(Collected data entries)
....

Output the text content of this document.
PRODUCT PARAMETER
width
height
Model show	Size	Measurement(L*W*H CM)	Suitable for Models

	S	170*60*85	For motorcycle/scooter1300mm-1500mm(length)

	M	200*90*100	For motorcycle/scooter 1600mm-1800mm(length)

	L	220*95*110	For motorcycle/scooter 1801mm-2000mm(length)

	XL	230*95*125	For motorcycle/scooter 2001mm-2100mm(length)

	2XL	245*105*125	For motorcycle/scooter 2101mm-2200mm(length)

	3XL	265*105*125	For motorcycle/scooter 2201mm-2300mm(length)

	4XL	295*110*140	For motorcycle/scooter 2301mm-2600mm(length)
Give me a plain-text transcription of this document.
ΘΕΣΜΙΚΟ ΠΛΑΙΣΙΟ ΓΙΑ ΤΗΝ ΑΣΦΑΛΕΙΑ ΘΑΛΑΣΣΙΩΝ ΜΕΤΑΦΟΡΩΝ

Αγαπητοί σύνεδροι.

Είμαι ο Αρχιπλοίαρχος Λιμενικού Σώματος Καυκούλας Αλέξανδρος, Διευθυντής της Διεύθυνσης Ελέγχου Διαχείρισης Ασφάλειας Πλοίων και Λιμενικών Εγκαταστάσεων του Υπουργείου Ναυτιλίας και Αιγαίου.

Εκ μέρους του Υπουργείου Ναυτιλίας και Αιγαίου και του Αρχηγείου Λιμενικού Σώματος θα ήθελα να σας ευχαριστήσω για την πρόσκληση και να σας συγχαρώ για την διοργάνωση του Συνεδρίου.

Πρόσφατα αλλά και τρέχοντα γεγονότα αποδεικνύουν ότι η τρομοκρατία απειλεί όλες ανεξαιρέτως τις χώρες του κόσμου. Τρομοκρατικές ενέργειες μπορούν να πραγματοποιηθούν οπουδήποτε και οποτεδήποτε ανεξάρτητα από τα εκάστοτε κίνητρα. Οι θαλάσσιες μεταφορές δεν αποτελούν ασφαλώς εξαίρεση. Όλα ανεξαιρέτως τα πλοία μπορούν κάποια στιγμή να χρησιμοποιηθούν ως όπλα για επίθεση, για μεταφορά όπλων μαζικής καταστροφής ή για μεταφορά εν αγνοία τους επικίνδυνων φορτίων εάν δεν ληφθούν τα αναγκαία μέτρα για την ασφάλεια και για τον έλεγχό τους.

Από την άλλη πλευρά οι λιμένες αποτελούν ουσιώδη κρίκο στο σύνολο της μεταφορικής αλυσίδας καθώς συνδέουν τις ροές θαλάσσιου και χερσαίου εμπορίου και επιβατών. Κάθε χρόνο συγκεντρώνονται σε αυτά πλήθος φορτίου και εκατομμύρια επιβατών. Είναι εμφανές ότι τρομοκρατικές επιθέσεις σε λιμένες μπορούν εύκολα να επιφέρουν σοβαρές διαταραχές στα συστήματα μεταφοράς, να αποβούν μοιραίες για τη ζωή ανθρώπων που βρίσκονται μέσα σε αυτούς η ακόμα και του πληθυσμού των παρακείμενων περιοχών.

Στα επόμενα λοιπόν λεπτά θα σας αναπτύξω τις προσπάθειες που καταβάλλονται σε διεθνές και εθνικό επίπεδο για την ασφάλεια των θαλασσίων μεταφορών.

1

....

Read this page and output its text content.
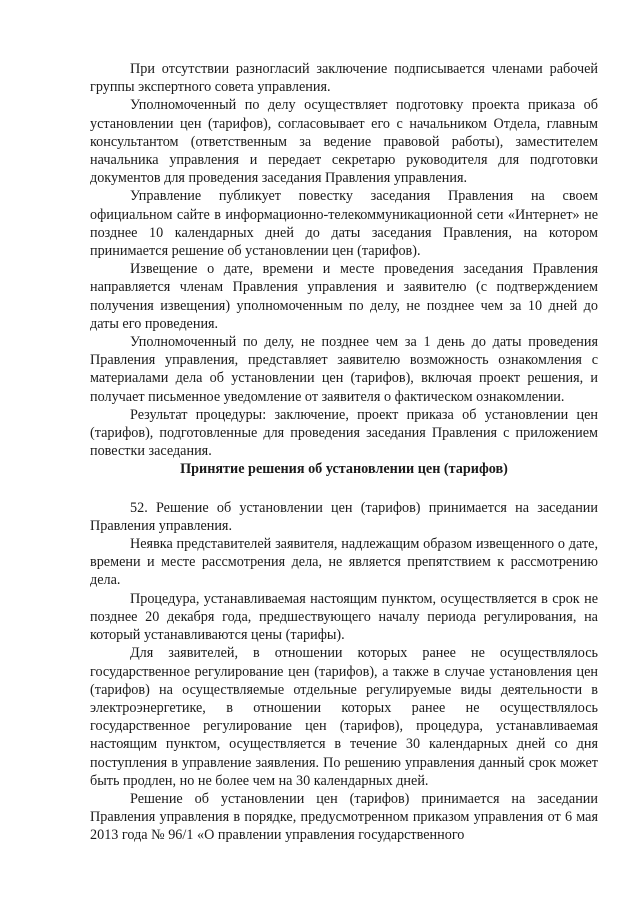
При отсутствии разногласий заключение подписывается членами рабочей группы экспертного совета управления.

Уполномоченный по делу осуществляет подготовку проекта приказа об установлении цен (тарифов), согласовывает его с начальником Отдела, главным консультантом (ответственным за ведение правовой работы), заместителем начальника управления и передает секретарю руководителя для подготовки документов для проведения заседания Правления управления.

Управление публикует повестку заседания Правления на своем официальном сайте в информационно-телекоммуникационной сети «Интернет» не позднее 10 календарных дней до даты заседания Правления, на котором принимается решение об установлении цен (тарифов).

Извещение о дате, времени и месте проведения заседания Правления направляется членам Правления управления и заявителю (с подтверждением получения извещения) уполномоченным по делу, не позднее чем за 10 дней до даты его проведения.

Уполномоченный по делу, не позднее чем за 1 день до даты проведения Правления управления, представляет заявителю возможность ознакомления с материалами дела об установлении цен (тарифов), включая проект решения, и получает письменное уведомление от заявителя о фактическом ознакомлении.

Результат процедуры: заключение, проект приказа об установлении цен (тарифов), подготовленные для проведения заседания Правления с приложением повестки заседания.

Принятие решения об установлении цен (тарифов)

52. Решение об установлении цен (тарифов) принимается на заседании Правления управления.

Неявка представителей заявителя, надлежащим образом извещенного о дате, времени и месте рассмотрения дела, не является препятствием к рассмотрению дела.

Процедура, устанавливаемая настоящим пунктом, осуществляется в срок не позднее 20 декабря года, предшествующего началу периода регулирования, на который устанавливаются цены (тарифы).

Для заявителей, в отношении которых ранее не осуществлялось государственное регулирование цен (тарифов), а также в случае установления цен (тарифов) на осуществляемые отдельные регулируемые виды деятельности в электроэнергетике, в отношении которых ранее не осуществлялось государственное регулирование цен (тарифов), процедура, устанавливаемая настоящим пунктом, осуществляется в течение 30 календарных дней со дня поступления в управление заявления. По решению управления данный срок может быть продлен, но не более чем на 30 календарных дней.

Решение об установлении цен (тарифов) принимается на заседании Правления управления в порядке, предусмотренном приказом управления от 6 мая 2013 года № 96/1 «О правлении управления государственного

....

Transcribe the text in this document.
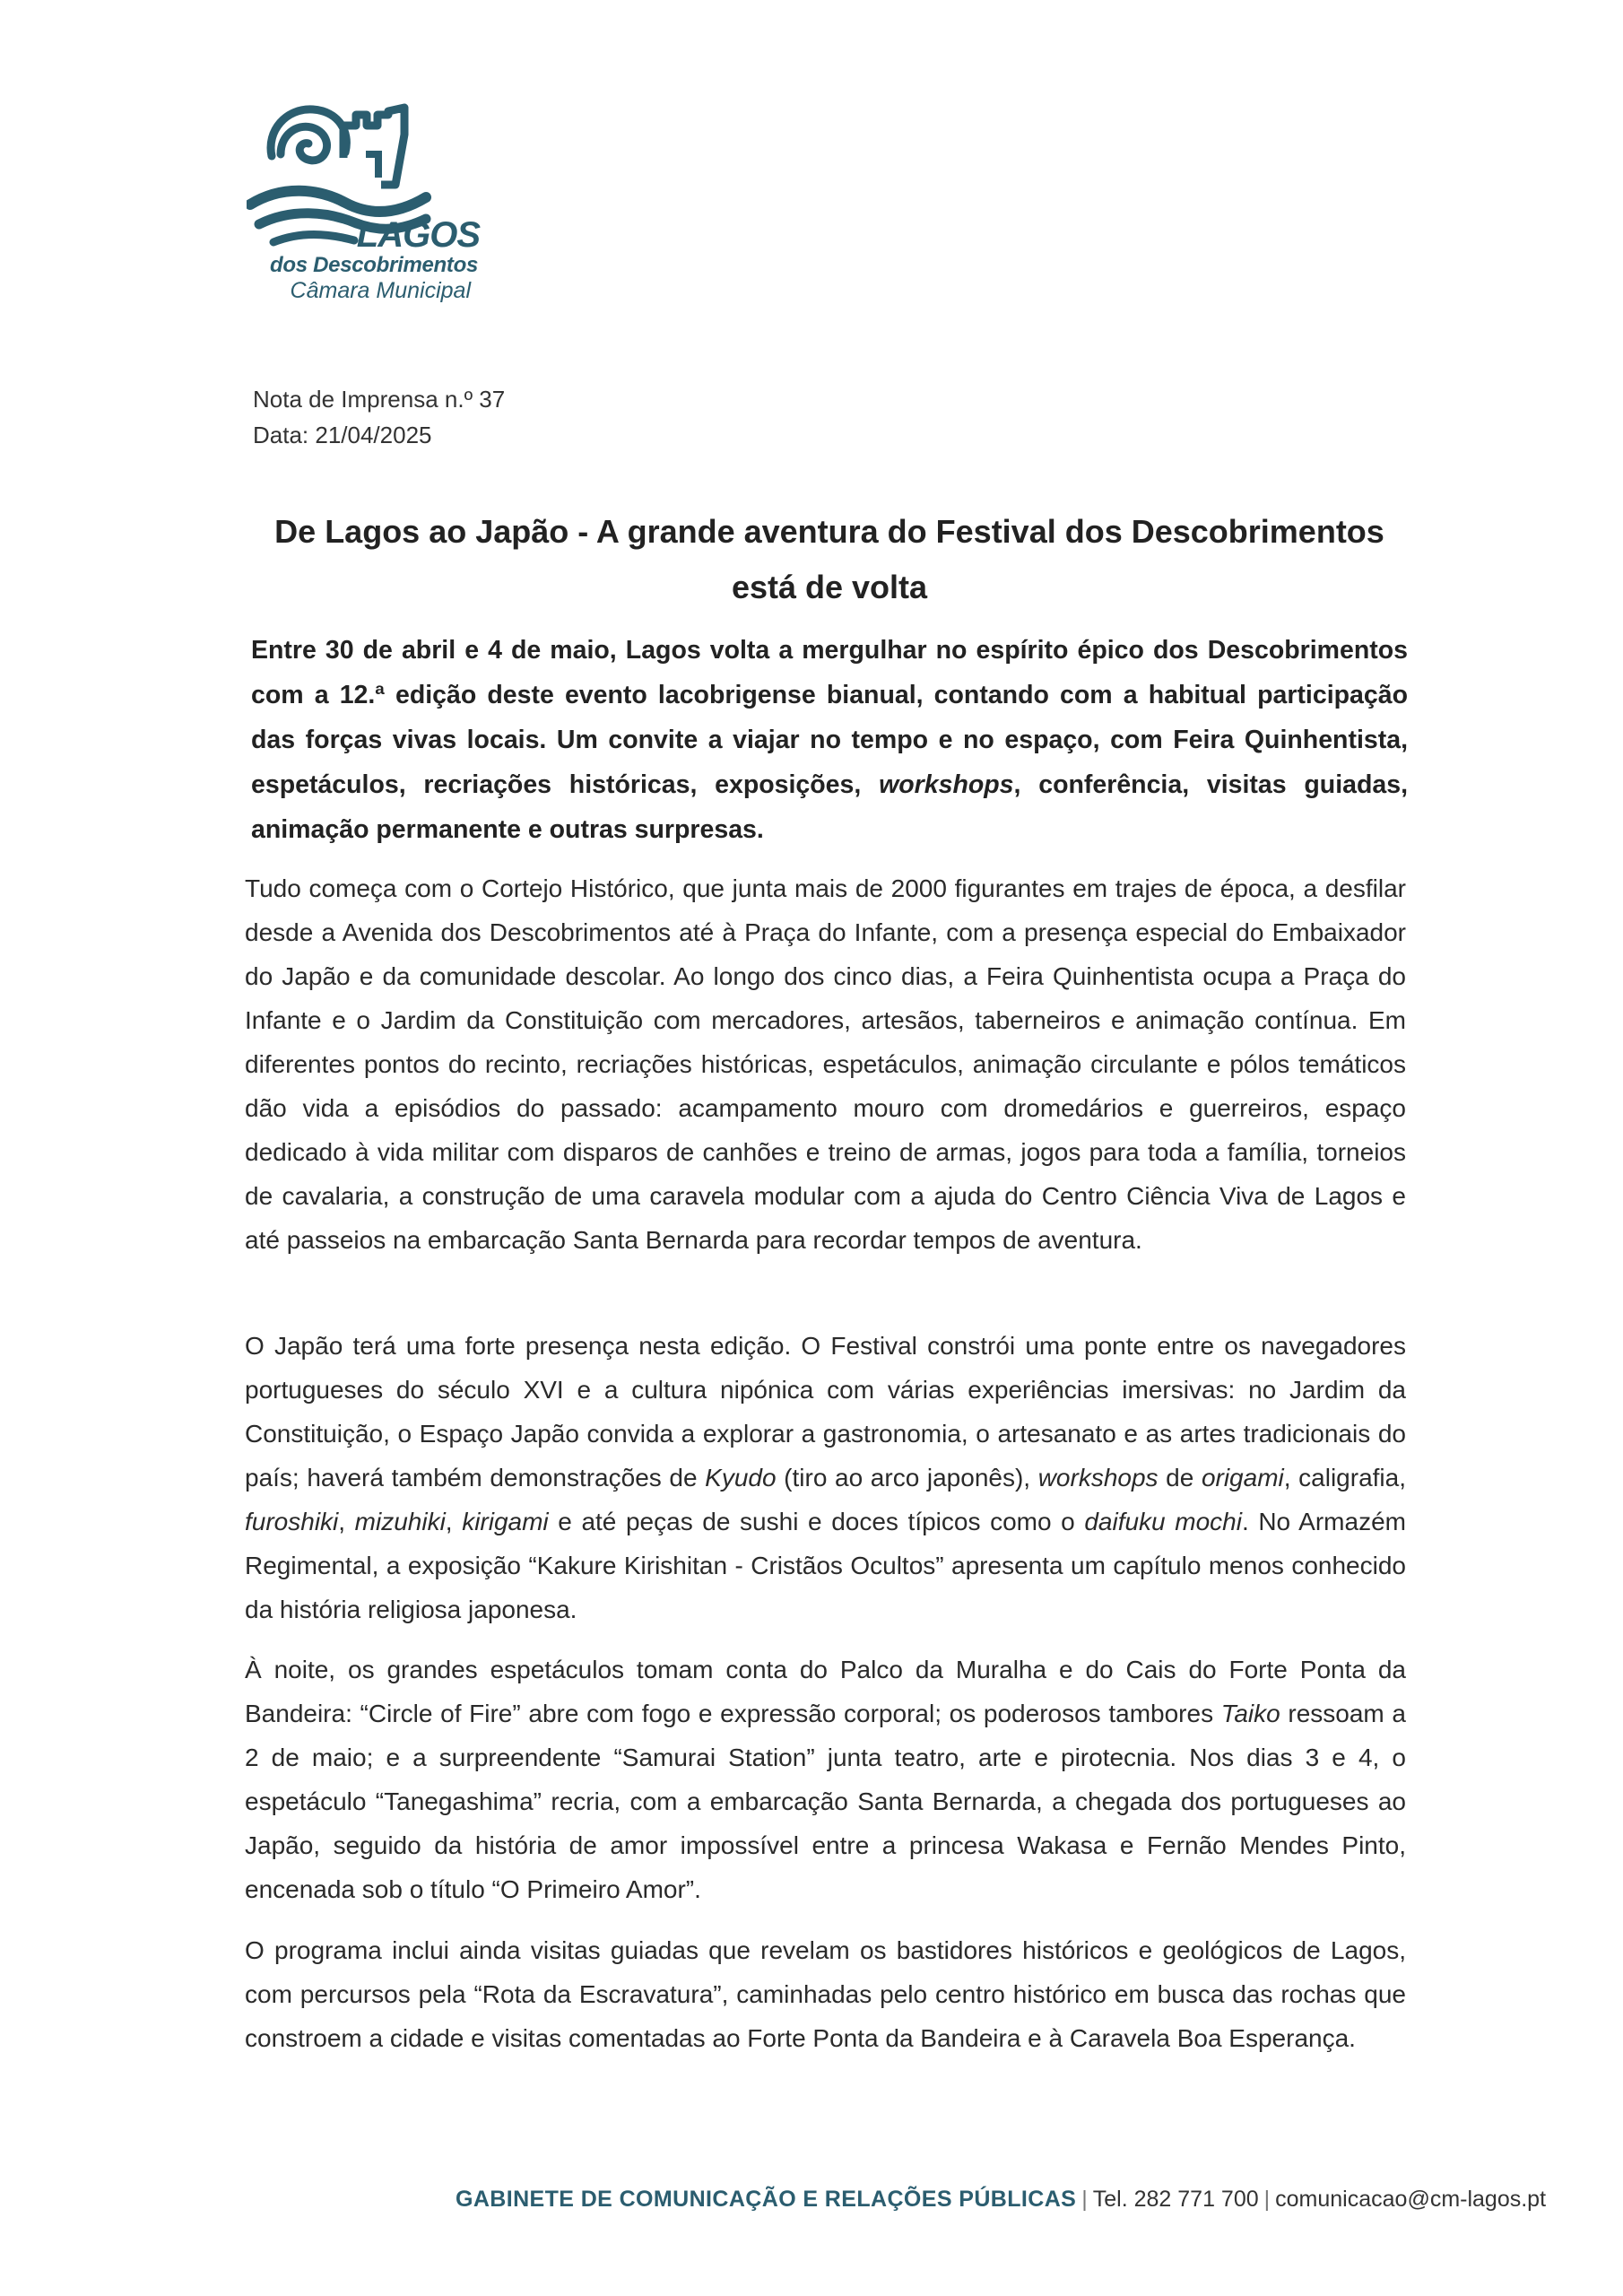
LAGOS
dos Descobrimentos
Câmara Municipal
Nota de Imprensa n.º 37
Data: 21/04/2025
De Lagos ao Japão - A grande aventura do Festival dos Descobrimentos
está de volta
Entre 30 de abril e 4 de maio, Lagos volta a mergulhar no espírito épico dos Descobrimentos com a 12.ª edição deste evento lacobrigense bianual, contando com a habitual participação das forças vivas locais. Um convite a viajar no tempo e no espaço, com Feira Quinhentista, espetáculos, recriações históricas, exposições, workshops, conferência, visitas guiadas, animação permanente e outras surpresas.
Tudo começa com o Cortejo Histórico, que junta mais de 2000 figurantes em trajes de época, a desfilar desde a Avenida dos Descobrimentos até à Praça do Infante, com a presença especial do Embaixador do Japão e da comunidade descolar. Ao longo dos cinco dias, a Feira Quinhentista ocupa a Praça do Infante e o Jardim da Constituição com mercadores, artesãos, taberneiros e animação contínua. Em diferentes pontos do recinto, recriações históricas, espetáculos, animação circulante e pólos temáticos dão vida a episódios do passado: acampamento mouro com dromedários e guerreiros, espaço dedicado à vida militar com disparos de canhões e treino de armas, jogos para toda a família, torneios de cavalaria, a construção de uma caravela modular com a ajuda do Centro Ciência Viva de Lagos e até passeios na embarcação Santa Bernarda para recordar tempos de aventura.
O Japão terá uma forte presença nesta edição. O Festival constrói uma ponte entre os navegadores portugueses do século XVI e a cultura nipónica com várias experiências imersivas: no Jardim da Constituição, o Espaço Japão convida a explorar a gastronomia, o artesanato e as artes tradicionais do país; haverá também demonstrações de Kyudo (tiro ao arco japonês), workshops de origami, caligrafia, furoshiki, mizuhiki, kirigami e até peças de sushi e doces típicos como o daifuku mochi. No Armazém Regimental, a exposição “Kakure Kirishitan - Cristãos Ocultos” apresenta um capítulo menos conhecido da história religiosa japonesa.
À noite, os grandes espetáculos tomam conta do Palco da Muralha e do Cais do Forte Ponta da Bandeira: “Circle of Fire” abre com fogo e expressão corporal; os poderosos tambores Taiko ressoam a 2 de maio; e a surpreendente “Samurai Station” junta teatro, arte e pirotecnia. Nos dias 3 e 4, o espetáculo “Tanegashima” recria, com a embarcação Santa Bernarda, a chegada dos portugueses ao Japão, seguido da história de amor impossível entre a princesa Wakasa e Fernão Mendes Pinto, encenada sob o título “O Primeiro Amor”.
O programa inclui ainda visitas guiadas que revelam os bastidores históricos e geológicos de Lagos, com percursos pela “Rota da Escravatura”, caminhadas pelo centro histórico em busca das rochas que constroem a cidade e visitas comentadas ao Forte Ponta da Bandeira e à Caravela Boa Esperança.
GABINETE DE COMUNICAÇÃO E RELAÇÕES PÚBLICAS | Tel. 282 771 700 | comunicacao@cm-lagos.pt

....

Read the entries and pick out all lines that include the word "даты".

_Reply to the task_.
Управление публикует повестку заседания Правления на своем официальном сайте в информационно-телекоммуникационной сети «Интернет» не позднее 10 календарных дней до даты заседания Правления, на котором принимается решение об установлении цен (тарифов).
Извещение о дате, времени и месте проведения заседания Правления направляется членам Правления управления и заявителю (с подтверждением получения извещения) уполномоченным по делу, не позднее чем за 10 дней до даты его проведения.
Уполномоченный по делу, не позднее чем за 1 день до даты проведения Правления управления, представляет заявителю возможность ознакомления с материалами дела об установлении цен (тарифов), включая проект решения, и получает письменное уведомление от заявителя о фактическом ознакомлении.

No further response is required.